_WHAT IS REQUIRED_
Check each line of the listing for the string "foram", then state how many lines have it. Only the number is wanted.

_Saved entries_
========

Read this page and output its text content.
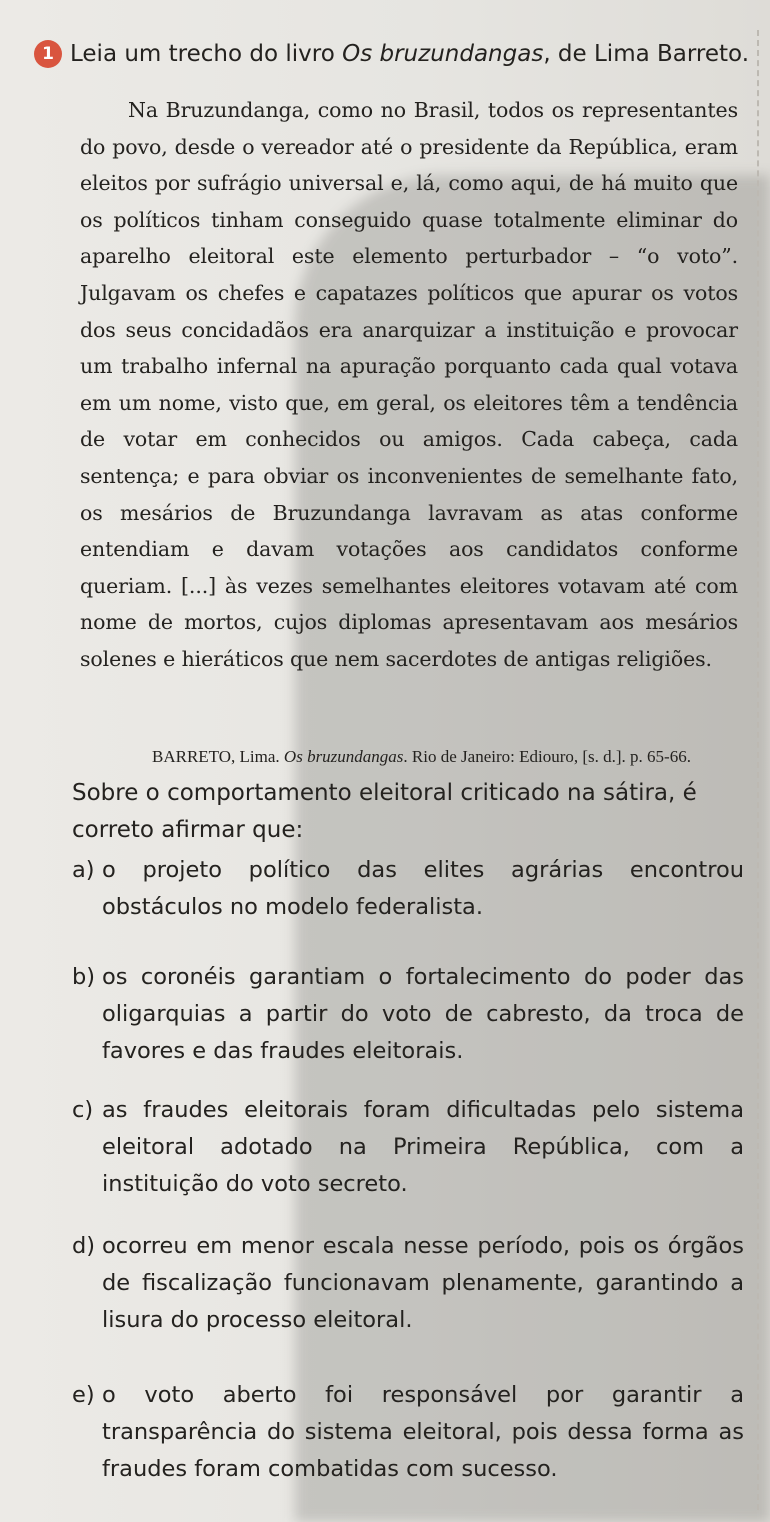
1 Leia um trecho do livro Os bruzundangas, de Lima Barreto.
Na Bruzundanga, como no Brasil, todos os representantes do povo, desde o vereador até o presidente da República, eram eleitos por sufrágio universal e, lá, como aqui, de há muito que os políticos tinham conseguido quase totalmente eliminar do aparelho eleitoral este elemento perturbador – “o voto”. Julgavam os chefes e capatazes políticos que apurar os votos dos seus concidadãos era anarquizar a instituição e provocar um trabalho infernal na apuração porquanto cada qual votava em um nome, visto que, em geral, os eleitores têm a tendência de votar em conhecidos ou amigos. Cada cabeça, cada sentença; e para obviar os inconvenientes de semelhante fato, os mesários de Bruzundanga lavravam as atas conforme entendiam e davam votações aos candidatos conforme queriam. [...] às vezes semelhantes eleitores votavam até com nome de mortos, cujos diplomas apresentavam aos mesários solenes e hieráticos que nem sacerdotes de antigas religiões.
BARRETO, Lima. Os bruzundangas. Rio de Janeiro: Ediouro, [s. d.]. p. 65-66.
Sobre o comportamento eleitoral criticado na sátira, é correto afirmar que:
a) o projeto político das elites agrárias encontrou obstáculos no modelo federalista.
b) os coronéis garantiam o fortalecimento do poder das oligarquias a partir do voto de cabresto, da troca de favores e das fraudes eleitorais.
c) as fraudes eleitorais foram dificultadas pelo sistema eleitoral adotado na Primeira República, com a instituição do voto secreto.
d) ocorreu em menor escala nesse período, pois os órgãos de fiscalização funcionavam plenamente, garantindo a lisura do processo eleitoral.
e) o voto aberto foi responsável por garantir a transparência do sistema eleitoral, pois dessa forma as fraudes foram combatidas com sucesso.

========

_EXPECTED OUTPUT_
2